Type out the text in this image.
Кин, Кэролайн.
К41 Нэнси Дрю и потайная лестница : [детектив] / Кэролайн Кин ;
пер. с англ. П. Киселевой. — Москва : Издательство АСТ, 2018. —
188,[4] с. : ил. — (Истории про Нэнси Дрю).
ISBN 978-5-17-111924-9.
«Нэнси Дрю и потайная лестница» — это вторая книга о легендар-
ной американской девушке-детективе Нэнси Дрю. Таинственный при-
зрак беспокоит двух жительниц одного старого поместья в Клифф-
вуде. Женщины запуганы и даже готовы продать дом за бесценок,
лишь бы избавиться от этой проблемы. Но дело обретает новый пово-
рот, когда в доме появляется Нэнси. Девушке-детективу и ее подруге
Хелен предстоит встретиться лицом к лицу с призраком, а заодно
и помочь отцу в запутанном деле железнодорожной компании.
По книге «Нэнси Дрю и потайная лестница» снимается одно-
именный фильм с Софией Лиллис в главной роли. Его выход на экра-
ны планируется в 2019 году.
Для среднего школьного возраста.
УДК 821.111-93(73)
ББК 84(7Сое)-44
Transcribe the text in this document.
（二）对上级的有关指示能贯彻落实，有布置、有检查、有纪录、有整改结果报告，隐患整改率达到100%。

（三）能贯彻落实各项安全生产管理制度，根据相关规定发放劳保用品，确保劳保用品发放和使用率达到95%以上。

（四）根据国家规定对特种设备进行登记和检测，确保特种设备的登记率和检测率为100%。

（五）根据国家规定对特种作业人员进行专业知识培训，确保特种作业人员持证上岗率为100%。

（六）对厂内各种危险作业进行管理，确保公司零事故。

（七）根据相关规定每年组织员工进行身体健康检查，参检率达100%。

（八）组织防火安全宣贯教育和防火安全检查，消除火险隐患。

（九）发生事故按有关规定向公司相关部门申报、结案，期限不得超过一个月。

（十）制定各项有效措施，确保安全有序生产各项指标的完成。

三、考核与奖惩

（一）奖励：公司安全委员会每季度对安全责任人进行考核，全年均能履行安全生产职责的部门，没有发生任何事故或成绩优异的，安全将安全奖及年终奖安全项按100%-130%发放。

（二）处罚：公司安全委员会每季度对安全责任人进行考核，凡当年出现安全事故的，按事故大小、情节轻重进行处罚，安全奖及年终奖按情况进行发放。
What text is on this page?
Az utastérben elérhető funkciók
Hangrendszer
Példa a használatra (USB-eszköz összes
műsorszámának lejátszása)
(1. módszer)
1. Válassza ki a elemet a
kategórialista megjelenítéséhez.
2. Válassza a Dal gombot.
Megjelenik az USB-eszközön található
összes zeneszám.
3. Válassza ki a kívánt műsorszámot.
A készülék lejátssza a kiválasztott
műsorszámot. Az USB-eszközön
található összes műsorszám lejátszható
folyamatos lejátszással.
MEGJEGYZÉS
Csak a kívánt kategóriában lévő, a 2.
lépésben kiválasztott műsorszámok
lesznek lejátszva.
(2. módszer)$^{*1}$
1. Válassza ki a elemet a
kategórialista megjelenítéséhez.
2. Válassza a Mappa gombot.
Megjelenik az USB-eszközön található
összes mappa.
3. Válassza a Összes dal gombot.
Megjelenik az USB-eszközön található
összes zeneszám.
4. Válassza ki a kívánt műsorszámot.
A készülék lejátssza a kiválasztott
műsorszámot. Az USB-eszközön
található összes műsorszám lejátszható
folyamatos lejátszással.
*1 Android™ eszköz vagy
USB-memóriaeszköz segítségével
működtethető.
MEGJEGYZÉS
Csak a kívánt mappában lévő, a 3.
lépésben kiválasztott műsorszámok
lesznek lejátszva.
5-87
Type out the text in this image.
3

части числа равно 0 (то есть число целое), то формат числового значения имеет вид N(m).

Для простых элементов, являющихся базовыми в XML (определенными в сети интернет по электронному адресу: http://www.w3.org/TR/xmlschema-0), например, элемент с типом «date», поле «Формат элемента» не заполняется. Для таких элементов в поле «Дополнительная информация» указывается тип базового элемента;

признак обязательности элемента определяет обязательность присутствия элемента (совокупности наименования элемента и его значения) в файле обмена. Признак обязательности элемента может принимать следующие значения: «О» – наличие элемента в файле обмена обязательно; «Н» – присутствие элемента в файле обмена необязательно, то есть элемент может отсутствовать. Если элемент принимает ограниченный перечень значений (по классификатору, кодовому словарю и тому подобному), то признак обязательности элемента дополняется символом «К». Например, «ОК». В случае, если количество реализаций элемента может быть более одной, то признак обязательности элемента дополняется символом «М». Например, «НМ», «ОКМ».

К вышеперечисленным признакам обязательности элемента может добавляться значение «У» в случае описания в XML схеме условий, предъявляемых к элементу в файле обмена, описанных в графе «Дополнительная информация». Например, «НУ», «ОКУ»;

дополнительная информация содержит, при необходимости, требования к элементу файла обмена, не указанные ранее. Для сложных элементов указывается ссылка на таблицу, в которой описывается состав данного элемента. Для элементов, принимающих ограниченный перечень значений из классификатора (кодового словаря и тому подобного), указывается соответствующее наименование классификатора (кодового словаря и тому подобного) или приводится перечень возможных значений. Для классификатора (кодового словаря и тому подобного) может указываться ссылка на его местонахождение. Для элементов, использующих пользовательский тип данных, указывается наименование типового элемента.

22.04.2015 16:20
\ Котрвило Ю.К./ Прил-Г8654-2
= = = =
_What this task involves:_ Word for word, write out the data.

_Result below:_
Type out the text in this image.
Кин, Кэролайн.
К41 Нэнси Дрю и потайная лестница : [детектив] / Кэролайн Кин ;
пер. с англ. П. Киселевой. — Москва : Издательство АСТ, 2018. —
188,[4] с. : ил. — (Истории про Нэнси Дрю).
ISBN 978-5-17-111924-9.
«Нэнси Дрю и потайная лестница» — это вторая книга о легендар-
ной американской девушке-детективе Нэнси Дрю. Таинственный при-
зрак беспокоит двух жительниц одного старого поместья в Клифф-
вуде. Женщины запуганы и даже готовы продать дом за бесценок,
лишь бы избавиться от этой проблемы. Но дело обретает новый пово-
рот, когда в доме появляется Нэнси. Девушке-детективу и ее подруге
Хелен предстоит встретиться лицом к лицу с призраком, а заодно
и помочь отцу в запутанном деле железнодорожной компании.
По книге «Нэнси Дрю и потайная лестница» снимается одно-
именный фильм с Софией Лиллис в главной роли. Его выход на экра-
ны планируется в 2019 году.
Для среднего школьного возраста.
УДК 821.111-93(73)
ББК 84(7Сое)-44
Transcribe the text in this document.
（二）对上级的有关指示能贯彻落实，有布置、有检查、有纪录、有整改结果报告，隐患整改率达到100%。

（三）能贯彻落实各项安全生产管理制度，根据相关规定发放劳保用品，确保劳保用品发放和使用率达到95%以上。

（四）根据国家规定对特种设备进行登记和检测，确保特种设备的登记率和检测率为100%。

（五）根据国家规定对特种作业人员进行专业知识培训，确保特种作业人员持证上岗率为100%。

（六）对厂内各种危险作业进行管理，确保公司零事故。

（七）根据相关规定每年组织员工进行身体健康检查，参检率达100%。

（八）组织防火安全宣贯教育和防火安全检查，消除火险隐患。

（九）发生事故按有关规定向公司相关部门申报、结案，期限不得超过一个月。

（十）制定各项有效措施，确保安全有序生产各项指标的完成。

三、考核与奖惩

（一）奖励：公司安全委员会每季度对安全责任人进行考核，全年均能履行安全生产职责的部门，没有发生任何事故或成绩优异的，安全将安全奖及年终奖安全项按100%-130%发放。

（二）处罚：公司安全委员会每季度对安全责任人进行考核，凡当年出现安全事故的，按事故大小、情节轻重进行处罚，安全奖及年终奖按情况进行发放。
What text is on this page?
Az utastérben elérhető funkciók
Hangrendszer
Példa a használatra (USB-eszköz összes
műsorszámának lejátszása)
(1. módszer)
1. Válassza ki a elemet a
kategórialista megjelenítéséhez.
2. Válassza a Dal gombot.
Megjelenik az USB-eszközön található
összes zeneszám.
3. Válassza ki a kívánt műsorszámot.
A készülék lejátssza a kiválasztott
műsorszámot. Az USB-eszközön
található összes műsorszám lejátszható
folyamatos lejátszással.
MEGJEGYZÉS
Csak a kívánt kategóriában lévő, a 2.
lépésben kiválasztott műsorszámok
lesznek lejátszva.
(2. módszer)$^{*1}$
1. Válassza ki a elemet a
kategórialista megjelenítéséhez.
2. Válassza a Mappa gombot.
Megjelenik az USB-eszközön található
összes mappa.
3. Válassza a Összes dal gombot.
Megjelenik az USB-eszközön található
összes zeneszám.
4. Válassza ki a kívánt műsorszámot.
A készülék lejátssza a kiválasztott
műsorszámot. Az USB-eszközön
található összes műsorszám lejátszható
folyamatos lejátszással.
*1 Android™ eszköz vagy
USB-memóriaeszköz segítségével
működtethető.
MEGJEGYZÉS
Csak a kívánt mappában lévő, a 3.
lépésben kiválasztott műsorszámok
lesznek lejátszva.
5-87
Type out the text in this image.
3

части числа равно 0 (то есть число целое), то формат числового значения имеет вид N(m).

Для простых элементов, являющихся базовыми в XML (определенными в сети интернет по электронному адресу: http://www.w3.org/TR/xmlschema-0), например, элемент с типом «date», поле «Формат элемента» не заполняется. Для таких элементов в поле «Дополнительная информация» указывается тип базового элемента;

признак обязательности элемента определяет обязательность присутствия элемента (совокупности наименования элемента и его значения) в файле обмена. Признак обязательности элемента может принимать следующие значения: «О» – наличие элемента в файле обмена обязательно; «Н» – присутствие элемента в файле обмена необязательно, то есть элемент может отсутствовать. Если элемент принимает ограниченный перечень значений (по классификатору, кодовому словарю и тому подобному), то признак обязательности элемента дополняется символом «К». Например, «ОК». В случае, если количество реализаций элемента может быть более одной, то признак обязательности элемента дополняется символом «М». Например, «НМ», «ОКМ».

К вышеперечисленным признакам обязательности элемента может добавляться значение «У» в случае описания в XML схеме условий, предъявляемых к элементу в файле обмена, описанных в графе «Дополнительная информация». Например, «НУ», «ОКУ»;

дополнительная информация содержит, при необходимости, требования к элементу файла обмена, не указанные ранее. Для сложных элементов указывается ссылка на таблицу, в которой описывается состав данного элемента. Для элементов, принимающих ограниченный перечень значений из классификатора (кодового словаря и тому подобного), указывается соответствующее наименование классификатора (кодового словаря и тому подобного) или приводится перечень возможных значений. Для классификатора (кодового словаря и тому подобного) может указываться ссылка на его местонахождение. Для элементов, использующих пользовательский тип данных, указывается наименование типового элемента.

22.04.2015 16:20
\ Котрвило Ю.К./ Прил-Г8654-2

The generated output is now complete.